Data shown:
*-*-*
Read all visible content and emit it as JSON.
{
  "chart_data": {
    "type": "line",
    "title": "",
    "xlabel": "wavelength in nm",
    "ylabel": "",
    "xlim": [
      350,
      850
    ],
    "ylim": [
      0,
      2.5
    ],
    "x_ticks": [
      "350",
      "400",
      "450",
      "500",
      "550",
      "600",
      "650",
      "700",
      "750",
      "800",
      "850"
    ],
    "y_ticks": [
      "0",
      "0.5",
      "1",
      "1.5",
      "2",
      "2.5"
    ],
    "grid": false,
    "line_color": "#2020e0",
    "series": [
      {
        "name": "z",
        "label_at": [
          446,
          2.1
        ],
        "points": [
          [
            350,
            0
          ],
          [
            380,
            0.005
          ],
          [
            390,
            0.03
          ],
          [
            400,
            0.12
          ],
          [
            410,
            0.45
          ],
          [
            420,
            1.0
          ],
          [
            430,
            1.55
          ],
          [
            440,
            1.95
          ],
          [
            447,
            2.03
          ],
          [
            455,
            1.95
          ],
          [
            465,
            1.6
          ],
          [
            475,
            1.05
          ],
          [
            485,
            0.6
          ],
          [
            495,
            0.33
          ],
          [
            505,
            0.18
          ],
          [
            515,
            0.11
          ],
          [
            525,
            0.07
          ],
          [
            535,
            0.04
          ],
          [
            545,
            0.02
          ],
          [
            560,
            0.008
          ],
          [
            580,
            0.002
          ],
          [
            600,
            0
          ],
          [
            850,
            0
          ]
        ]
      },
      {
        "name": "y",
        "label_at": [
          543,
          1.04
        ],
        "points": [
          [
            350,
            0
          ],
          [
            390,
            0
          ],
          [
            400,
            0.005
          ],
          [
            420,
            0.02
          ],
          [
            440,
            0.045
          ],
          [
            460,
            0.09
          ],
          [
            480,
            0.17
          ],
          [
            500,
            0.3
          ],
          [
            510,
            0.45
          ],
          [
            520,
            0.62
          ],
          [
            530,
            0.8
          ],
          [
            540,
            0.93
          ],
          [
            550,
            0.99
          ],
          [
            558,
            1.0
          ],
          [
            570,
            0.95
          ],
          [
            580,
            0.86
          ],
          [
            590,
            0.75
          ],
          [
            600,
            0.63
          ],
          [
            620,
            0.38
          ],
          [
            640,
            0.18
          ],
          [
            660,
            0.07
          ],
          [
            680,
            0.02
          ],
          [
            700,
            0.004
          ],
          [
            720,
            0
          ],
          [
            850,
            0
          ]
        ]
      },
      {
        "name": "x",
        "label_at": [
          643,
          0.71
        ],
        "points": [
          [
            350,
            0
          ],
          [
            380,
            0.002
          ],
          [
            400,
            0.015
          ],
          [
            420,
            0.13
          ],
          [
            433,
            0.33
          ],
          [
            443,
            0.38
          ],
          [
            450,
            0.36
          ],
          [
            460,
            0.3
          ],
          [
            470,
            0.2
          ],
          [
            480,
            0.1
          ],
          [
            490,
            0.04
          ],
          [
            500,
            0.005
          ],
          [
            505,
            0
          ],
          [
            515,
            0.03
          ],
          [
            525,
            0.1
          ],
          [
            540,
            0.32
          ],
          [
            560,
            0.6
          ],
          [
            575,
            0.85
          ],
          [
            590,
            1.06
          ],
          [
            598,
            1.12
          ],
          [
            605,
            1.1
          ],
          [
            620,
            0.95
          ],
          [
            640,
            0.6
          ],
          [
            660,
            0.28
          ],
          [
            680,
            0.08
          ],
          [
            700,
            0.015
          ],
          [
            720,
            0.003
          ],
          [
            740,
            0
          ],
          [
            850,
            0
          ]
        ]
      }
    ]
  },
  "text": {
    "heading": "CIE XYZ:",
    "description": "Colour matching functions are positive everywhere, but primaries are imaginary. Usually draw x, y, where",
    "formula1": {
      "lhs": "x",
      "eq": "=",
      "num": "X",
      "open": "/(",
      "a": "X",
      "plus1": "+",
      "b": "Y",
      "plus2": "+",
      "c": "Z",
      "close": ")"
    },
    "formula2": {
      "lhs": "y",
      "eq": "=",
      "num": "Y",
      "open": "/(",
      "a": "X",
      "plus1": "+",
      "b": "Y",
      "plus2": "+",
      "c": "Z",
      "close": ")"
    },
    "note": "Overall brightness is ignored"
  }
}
*-*-*
What you are asked to do: Extract all of the data shown above and repeat it verbatim.

Result of the exercise:
Read all visible content and emit it as JSON.
{
  "chart_data": {
    "type": "line",
    "title": "",
    "xlabel": "wavelength in nm",
    "ylabel": "",
    "xlim": [
      350,
      850
    ],
    "ylim": [
      0,
      2.5
    ],
    "x_ticks": [
      "350",
      "400",
      "450",
      "500",
      "550",
      "600",
      "650",
      "700",
      "750",
      "800",
      "850"
    ],
    "y_ticks": [
      "0",
      "0.5",
      "1",
      "1.5",
      "2",
      "2.5"
    ],
    "grid": false,
    "line_color": "#2020e0",
    "series": [
      {
        "name": "z",
        "label_at": [
          446,
          2.1
        ],
        "points": [
          [
            350,
            0
          ],
          [
            380,
            0.005
          ],
          [
            390,
            0.03
          ],
          [
            400,
            0.12
          ],
          [
            410,
            0.45
          ],
          [
            420,
            1.0
          ],
          [
            430,
            1.55
          ],
          [
            440,
            1.95
          ],
          [
            447,
            2.03
          ],
          [
            455,
            1.95
          ],
          [
            465,
            1.6
          ],
          [
            475,
            1.05
          ],
          [
            485,
            0.6
          ],
          [
            495,
            0.33
          ],
          [
            505,
            0.18
          ],
          [
            515,
            0.11
          ],
          [
            525,
            0.07
          ],
          [
            535,
            0.04
          ],
          [
            545,
            0.02
          ],
          [
            560,
            0.008
          ],
          [
            580,
            0.002
          ],
          [
            600,
            0
          ],
          [
            850,
            0
          ]
        ]
      },
      {
        "name": "y",
        "label_at": [
          543,
          1.04
        ],
        "points": [
          [
            350,
            0
          ],
          [
            390,
            0
          ],
          [
            400,
            0.005
          ],
          [
            420,
            0.02
          ],
          [
            440,
            0.045
          ],
          [
            460,
            0.09
          ],
          [
            480,
            0.17
          ],
          [
            500,
            0.3
          ],
          [
            510,
            0.45
          ],
          [
            520,
            0.62
          ],
          [
            530,
            0.8
          ],
          [
            540,
            0.93
          ],
          [
            550,
            0.99
          ],
          [
            558,
            1.0
          ],
          [
            570,
            0.95
          ],
          [
            580,
            0.86
          ],
          [
            590,
            0.75
          ],
          [
            600,
            0.63
          ],
          [
            620,
            0.38
          ],
          [
            640,
            0.18
          ],
          [
            660,
            0.07
          ],
          [
            680,
            0.02
          ],
          [
            700,
            0.004
          ],
          [
            720,
            0
          ],
          [
            850,
            0
          ]
        ]
      },
      {
        "name": "x",
        "label_at": [
          643,
          0.71
        ],
        "points": [
          [
            350,
            0
          ],
          [
            380,
            0.002
          ],
          [
            400,
            0.015
          ],
          [
            420,
            0.13
          ],
          [
            433,
            0.33
          ],
          [
            443,
            0.38
          ],
          [
            450,
            0.36
          ],
          [
            460,
            0.3
          ],
          [
            470,
            0.2
          ],
          [
            480,
            0.1
          ],
          [
            490,
            0.04
          ],
          [
            500,
            0.005
          ],
          [
            505,
            0
          ],
          [
            515,
            0.03
          ],
          [
            525,
            0.1
          ],
          [
            540,
            0.32
          ],
          [
            560,
            0.6
          ],
          [
            575,
            0.85
          ],
          [
            590,
            1.06
          ],
          [
            598,
            1.12
          ],
          [
            605,
            1.1
          ],
          [
            620,
            0.95
          ],
          [
            640,
            0.6
          ],
          [
            660,
            0.28
          ],
          [
            680,
            0.08
          ],
          [
            700,
            0.015
          ],
          [
            720,
            0.003
          ],
          [
            740,
            0
          ],
          [
            850,
            0
          ]
        ]
      }
    ]
  },
  "text": {
    "heading": "CIE XYZ:",
    "description": "Colour matching functions are positive everywhere, but primaries are imaginary. Usually draw x, y, where",
    "formula1": {
      "lhs": "x",
      "eq": "=",
      "num": "X",
      "open": "/(",
      "a": "X",
      "plus1": "+",
      "b": "Y",
      "plus2": "+",
      "c": "Z",
      "close": ")"
    },
    "formula2": {
      "lhs": "y",
      "eq": "=",
      "num": "Y",
      "open": "/(",
      "a": "X",
      "plus1": "+",
      "b": "Y",
      "plus2": "+",
      "c": "Z",
      "close": ")"
    },
    "note": "Overall brightness is ignored"
  }
}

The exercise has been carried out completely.